LISTED RECORDS ▸
# # # # # # #

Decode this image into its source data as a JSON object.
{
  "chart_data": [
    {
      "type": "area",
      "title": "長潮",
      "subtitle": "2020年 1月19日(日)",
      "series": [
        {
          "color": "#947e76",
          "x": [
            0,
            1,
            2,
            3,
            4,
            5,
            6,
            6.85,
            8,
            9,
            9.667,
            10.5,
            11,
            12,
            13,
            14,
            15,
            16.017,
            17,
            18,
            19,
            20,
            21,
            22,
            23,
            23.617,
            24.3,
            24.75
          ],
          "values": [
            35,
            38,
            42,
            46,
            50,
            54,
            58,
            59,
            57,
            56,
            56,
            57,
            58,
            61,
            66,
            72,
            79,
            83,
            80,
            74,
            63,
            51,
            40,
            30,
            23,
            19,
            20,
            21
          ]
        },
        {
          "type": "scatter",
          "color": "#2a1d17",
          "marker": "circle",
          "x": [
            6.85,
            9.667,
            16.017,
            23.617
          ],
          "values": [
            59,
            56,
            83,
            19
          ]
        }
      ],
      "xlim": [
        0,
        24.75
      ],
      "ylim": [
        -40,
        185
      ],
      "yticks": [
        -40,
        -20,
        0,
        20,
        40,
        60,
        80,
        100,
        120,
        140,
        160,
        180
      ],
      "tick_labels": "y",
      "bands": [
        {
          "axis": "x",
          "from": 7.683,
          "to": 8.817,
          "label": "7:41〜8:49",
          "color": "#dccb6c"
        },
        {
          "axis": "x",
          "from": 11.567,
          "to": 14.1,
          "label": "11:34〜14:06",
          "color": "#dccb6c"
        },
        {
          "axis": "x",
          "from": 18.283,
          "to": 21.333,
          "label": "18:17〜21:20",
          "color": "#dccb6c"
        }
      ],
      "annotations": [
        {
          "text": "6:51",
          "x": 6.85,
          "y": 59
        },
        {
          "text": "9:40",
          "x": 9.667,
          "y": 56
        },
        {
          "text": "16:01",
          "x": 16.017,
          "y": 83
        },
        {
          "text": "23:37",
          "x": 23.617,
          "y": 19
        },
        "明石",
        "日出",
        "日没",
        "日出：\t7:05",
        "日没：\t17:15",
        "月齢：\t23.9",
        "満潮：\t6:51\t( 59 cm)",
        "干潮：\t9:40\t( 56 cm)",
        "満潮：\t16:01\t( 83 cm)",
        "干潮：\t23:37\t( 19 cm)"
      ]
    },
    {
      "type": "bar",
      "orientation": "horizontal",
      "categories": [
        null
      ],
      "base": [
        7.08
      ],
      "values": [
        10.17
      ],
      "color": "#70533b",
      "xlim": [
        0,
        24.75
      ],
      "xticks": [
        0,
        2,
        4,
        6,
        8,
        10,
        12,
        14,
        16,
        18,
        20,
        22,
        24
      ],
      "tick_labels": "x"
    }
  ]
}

# # # # # # #

Copy the material above back out, exactly as written.

OUTPUT OF THE TASK ▸
Decode this image into its source data as a JSON object.
{
  "chart_data": [
    {
      "type": "area",
      "title": "長潮",
      "subtitle": "2020年 1月19日(日)",
      "series": [
        {
          "color": "#947e76",
          "x": [
            0,
            1,
            2,
            3,
            4,
            5,
            6,
            6.85,
            8,
            9,
            9.667,
            10.5,
            11,
            12,
            13,
            14,
            15,
            16.017,
            17,
            18,
            19,
            20,
            21,
            22,
            23,
            23.617,
            24.3,
            24.75
          ],
          "values": [
            35,
            38,
            42,
            46,
            50,
            54,
            58,
            59,
            57,
            56,
            56,
            57,
            58,
            61,
            66,
            72,
            79,
            83,
            80,
            74,
            63,
            51,
            40,
            30,
            23,
            19,
            20,
            21
          ]
        },
        {
          "type": "scatter",
          "color": "#2a1d17",
          "marker": "circle",
          "x": [
            6.85,
            9.667,
            16.017,
            23.617
          ],
          "values": [
            59,
            56,
            83,
            19
          ]
        }
      ],
      "xlim": [
        0,
        24.75
      ],
      "ylim": [
        -40,
        185
      ],
      "yticks": [
        -40,
        -20,
        0,
        20,
        40,
        60,
        80,
        100,
        120,
        140,
        160,
        180
      ],
      "tick_labels": "y",
      "bands": [
        {
          "axis": "x",
          "from": 7.683,
          "to": 8.817,
          "label": "7:41〜8:49",
          "color": "#dccb6c"
        },
        {
          "axis": "x",
          "from": 11.567,
          "to": 14.1,
          "label": "11:34〜14:06",
          "color": "#dccb6c"
        },
        {
          "axis": "x",
          "from": 18.283,
          "to": 21.333,
          "label": "18:17〜21:20",
          "color": "#dccb6c"
        }
      ],
      "annotations": [
        {
          "text": "6:51",
          "x": 6.85,
          "y": 59
        },
        {
          "text": "9:40",
          "x": 9.667,
          "y": 56
        },
        {
          "text": "16:01",
          "x": 16.017,
          "y": 83
        },
        {
          "text": "23:37",
          "x": 23.617,
          "y": 19
        },
        "明石",
        "日出",
        "日没",
        "日出：\t7:05",
        "日没：\t17:15",
        "月齢：\t23.9",
        "満潮：\t6:51\t( 59 cm)",
        "干潮：\t9:40\t( 56 cm)",
        "満潮：\t16:01\t( 83 cm)",
        "干潮：\t23:37\t( 19 cm)"
      ]
    },
    {
      "type": "bar",
      "orientation": "horizontal",
      "categories": [
        null
      ],
      "base": [
        7.08
      ],
      "values": [
        10.17
      ],
      "color": "#70533b",
      "xlim": [
        0,
        24.75
      ],
      "xticks": [
        0,
        2,
        4,
        6,
        8,
        10,
        12,
        14,
        16,
        18,
        20,
        22,
        24
      ],
      "tick_labels": "x"
    }
  ]
}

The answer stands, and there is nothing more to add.